Find the string "shape" and gather every line that holds it.

++++ MATERIAL PROVIDED ++++

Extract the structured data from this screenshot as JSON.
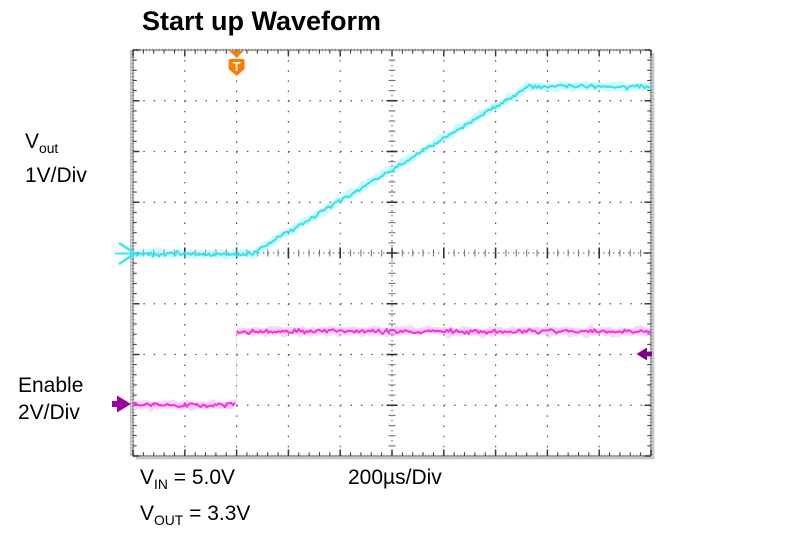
{
  "title": "Start up Waveform",
  "channel_labels": {
    "vout": {
      "base": "V",
      "sub": "out",
      "scale": "1V/Div"
    },
    "enable": {
      "name": "Enable",
      "scale": "2V/Div"
    }
  },
  "footer": {
    "vin": {
      "base": "V",
      "sub": "IN",
      "value": " = 5.0V"
    },
    "vout": {
      "base": "V",
      "sub": "OUT",
      "value": " = 3.3V"
    },
    "timebase": "200µs/Div"
  },
  "markers": {
    "trigger": {
      "label": "T",
      "color": "#FF7C00",
      "position_us": 400
    },
    "vout_reference": {
      "shape": "chevron-right",
      "color": "#3EE6F2"
    },
    "enable_reference": {
      "shape": "arrow-right",
      "color": "#A000A0"
    },
    "right_cursor": {
      "shape": "arrow-left",
      "color": "#80008C"
    }
  },
  "chart_data": {
    "type": "line",
    "title": "Start up Waveform",
    "x_axis": {
      "timebase": "200µs/Div",
      "divisions": 10,
      "range_us": [
        0,
        2000
      ]
    },
    "y_axis": {
      "divisions": 8
    },
    "grid_style": "dotted major divisions, ticked center crosshair, ticked border",
    "trigger_us": 400,
    "series": [
      {
        "name": "Vout",
        "scale": "1V/Div",
        "volts_per_div": 1,
        "color_core": "#35E2EF",
        "color_halo": "#8FF1F7",
        "points": [
          {
            "t_us": 0,
            "v": 0
          },
          {
            "t_us": 460,
            "v": 0
          },
          {
            "t_us": 1530,
            "v": 3.3
          },
          {
            "t_us": 2000,
            "v": 3.3
          }
        ]
      },
      {
        "name": "Enable",
        "scale": "2V/Div",
        "volts_per_div": 2,
        "color_core": "#F433E8",
        "color_halo": "#FA9CF2",
        "points": [
          {
            "t_us": 0,
            "v": 0
          },
          {
            "t_us": 400,
            "v": 0
          },
          {
            "t_us": 400,
            "v": 2.9
          },
          {
            "t_us": 2000,
            "v": 2.9
          }
        ]
      }
    ],
    "annotations": [
      "VIN = 5.0V",
      "VOUT = 3.3V",
      "200µs/Div"
    ]
  }
}
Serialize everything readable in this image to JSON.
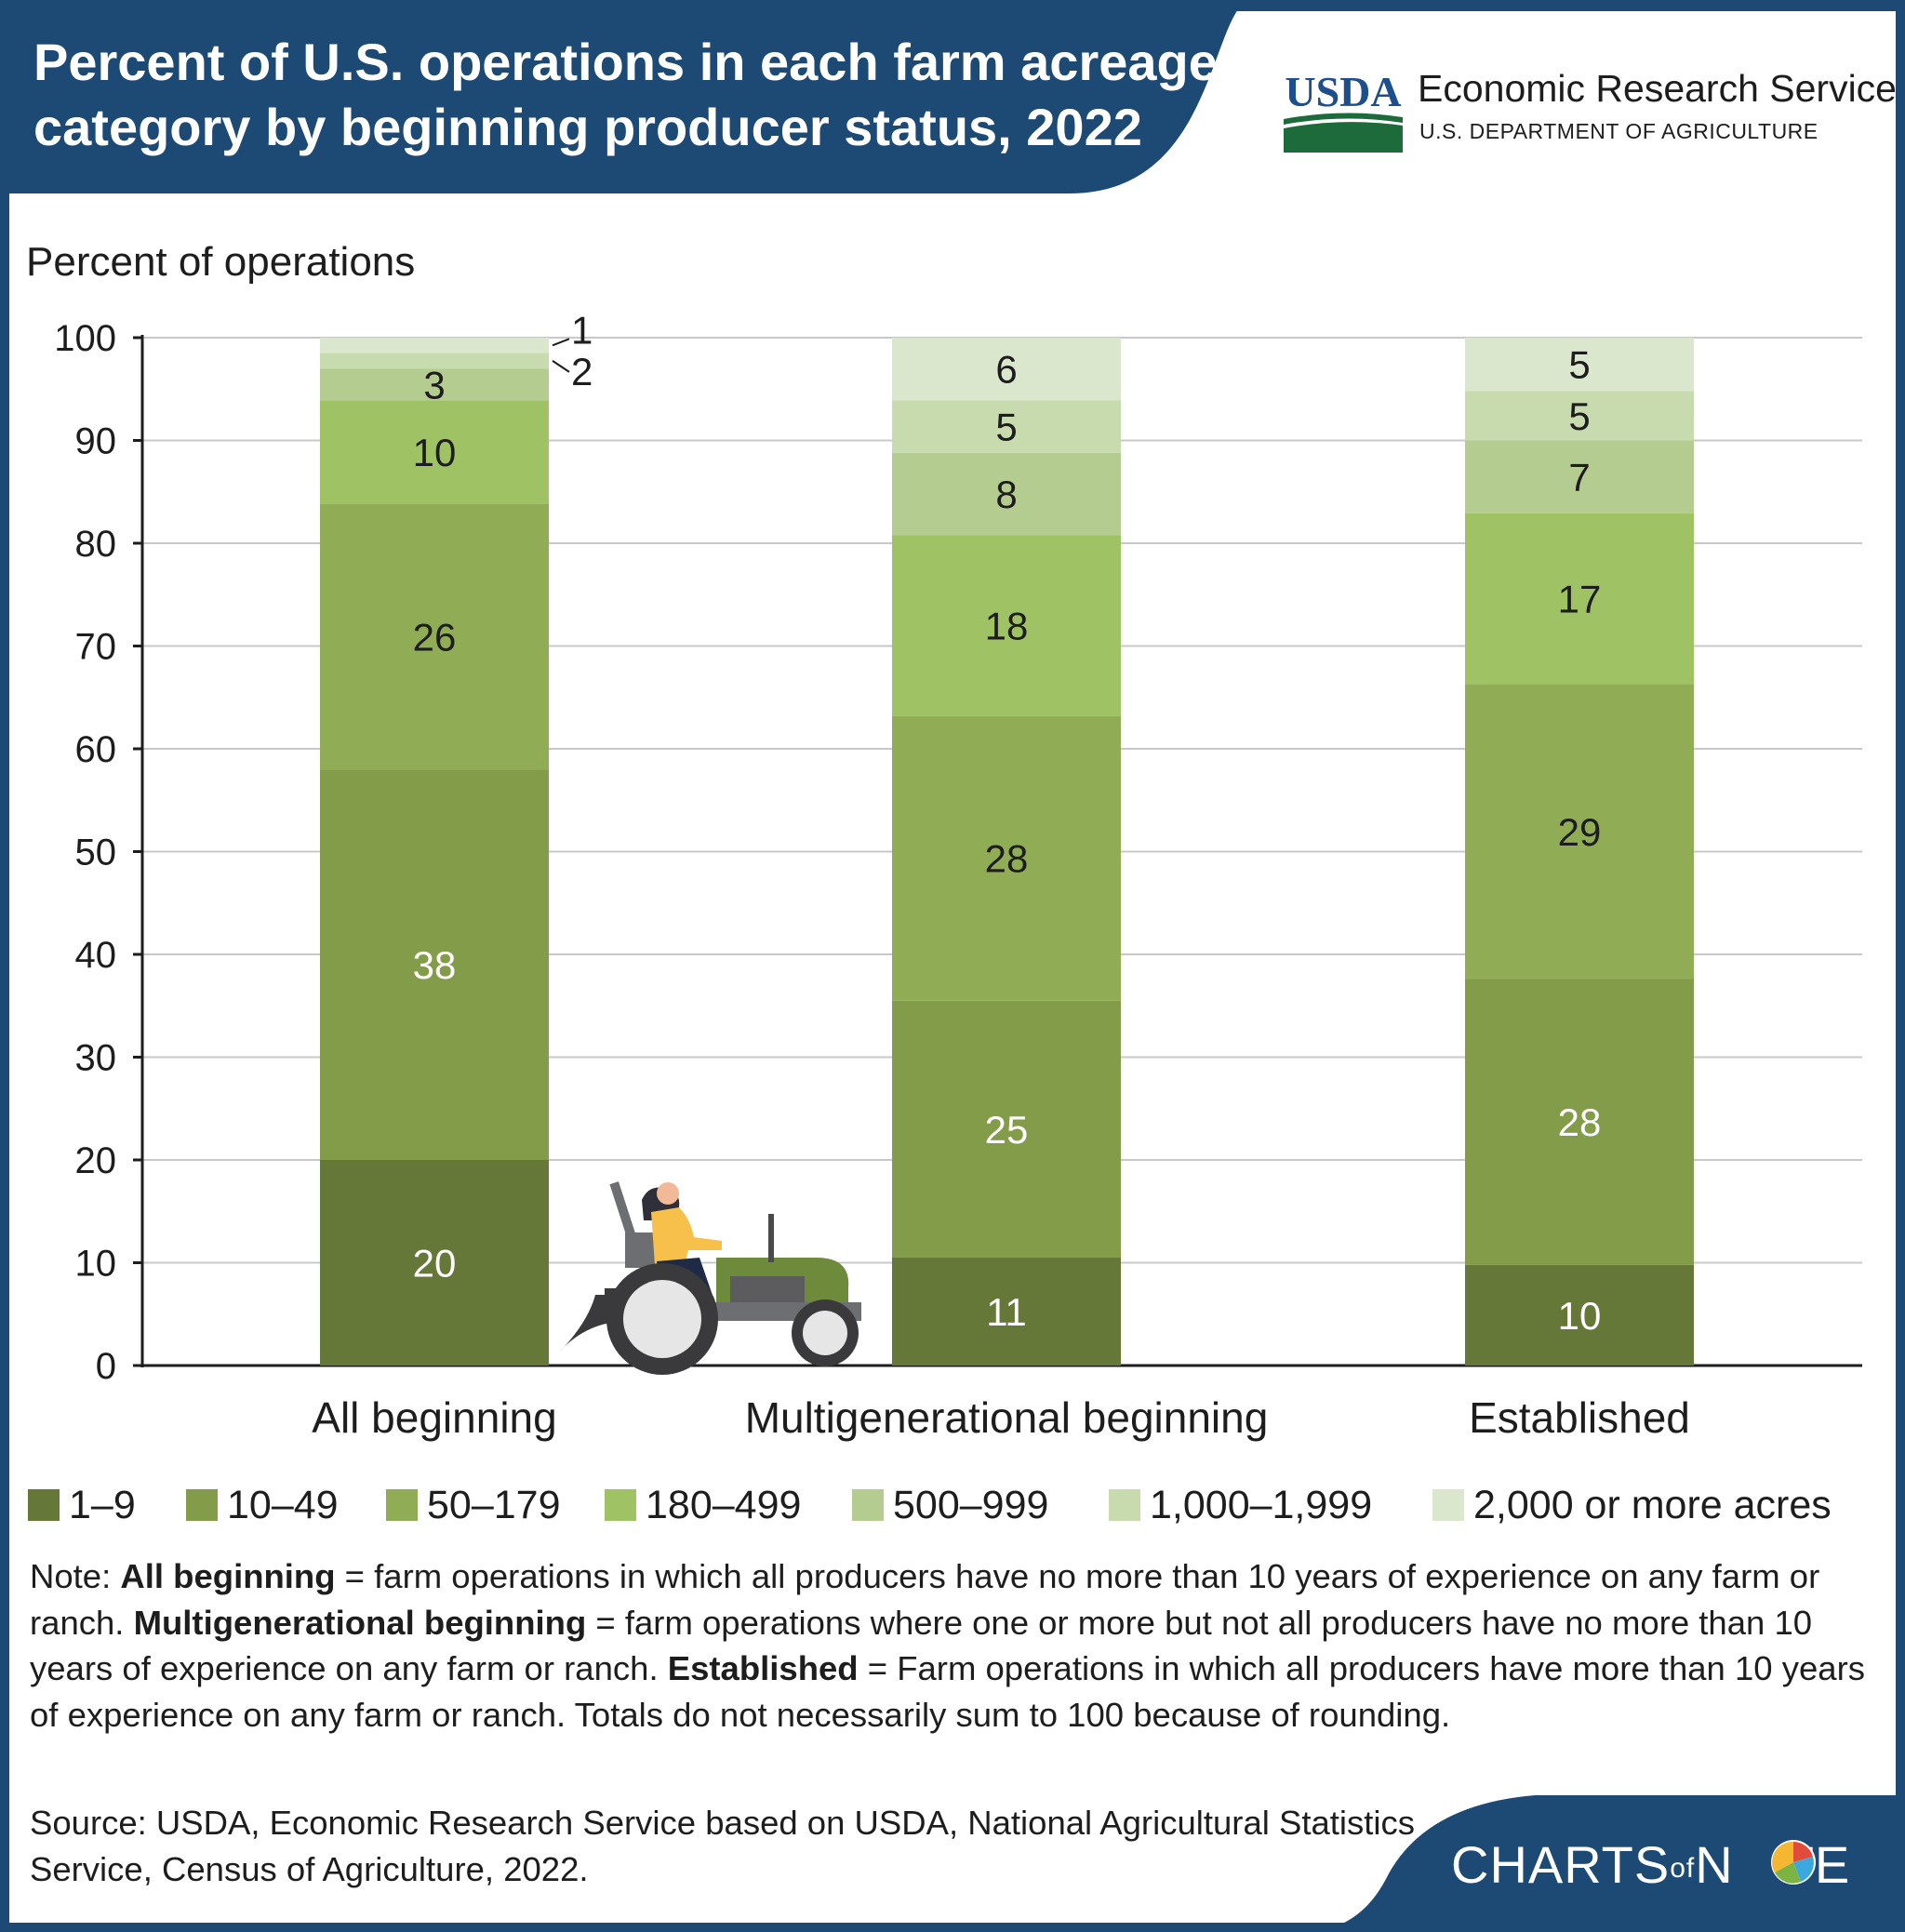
{
  "header": {
    "title": "Percent of U.S. operations in each farm acreage category by beginning producer status, 2022",
    "agency_mark": "USDA",
    "agency_name": "Economic Research Service",
    "department": "U.S. DEPARTMENT OF AGRICULTURE",
    "band_color": "#1c4a75"
  },
  "chart_data": {
    "type": "bar",
    "stacked": true,
    "ylabel": "Percent of operations",
    "ylim": [
      0,
      100
    ],
    "yticks": [
      0,
      10,
      20,
      30,
      40,
      50,
      60,
      70,
      80,
      90,
      100
    ],
    "grid": true,
    "categories": [
      "All beginning",
      "Multigenerational beginning",
      "Established"
    ],
    "series": [
      {
        "name": "1–9",
        "color": "#667838",
        "label_color": "#ffffff",
        "values": [
          20,
          11,
          10
        ],
        "cumulative": [
          20,
          10.5,
          9.8
        ]
      },
      {
        "name": "10–49",
        "color": "#839c4a",
        "label_color": "#ffffff",
        "values": [
          38,
          25,
          28
        ],
        "cumulative": [
          58,
          35.5,
          37.6
        ]
      },
      {
        "name": "50–179",
        "color": "#90ad56",
        "label_color": "#1d1d1d",
        "values": [
          26,
          28,
          29
        ],
        "cumulative": [
          83.8,
          63.2,
          66.3
        ]
      },
      {
        "name": "180–499",
        "color": "#9fc264",
        "label_color": "#1d1d1d",
        "values": [
          10,
          18,
          17
        ],
        "cumulative": [
          93.9,
          80.8,
          82.9
        ]
      },
      {
        "name": "500–999",
        "color": "#b4cc90",
        "label_color": "#1d1d1d",
        "values": [
          3,
          8,
          7
        ],
        "cumulative": [
          97,
          88.8,
          90
        ]
      },
      {
        "name": "1,000–1,999",
        "color": "#c8dbaf",
        "label_color": "#1d1d1d",
        "values": [
          2,
          5,
          5
        ],
        "cumulative": [
          98.5,
          93.9,
          94.8
        ]
      },
      {
        "name": "2,000 or more acres",
        "color": "#dbe7cd",
        "label_color": "#1d1d1d",
        "values": [
          1,
          6,
          5
        ],
        "cumulative": [
          100,
          100,
          100
        ]
      }
    ],
    "legend_position": "bottom"
  },
  "note": {
    "prefix": "Note: ",
    "term1": "All beginning",
    "def1": " = farm operations in which all producers have no more than 10 years of experience on any farm or ranch. ",
    "term2": "Multigenerational beginning",
    "def2": " = farm operations where one or more but not all producers have no more than 10 years of experience on any farm or ranch. ",
    "term3": "Established",
    "def3": " = Farm operations in which all producers have more than 10 years of experience on any farm or ranch. Totals do not necessarily sum to 100 because of rounding."
  },
  "source": "Source: USDA, Economic Research Service based on USDA, National Agricultural Statistics Service, Census of Agriculture, 2022.",
  "brand": {
    "part1": "CHARTS",
    "part2": "of",
    "part3": "N",
    "part4": "TE"
  }
}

++++

REPLY TO THE EXERCISE:
      "shape": "chevron-right",
      "shape": "arrow-right",
      "shape": "arrow-left",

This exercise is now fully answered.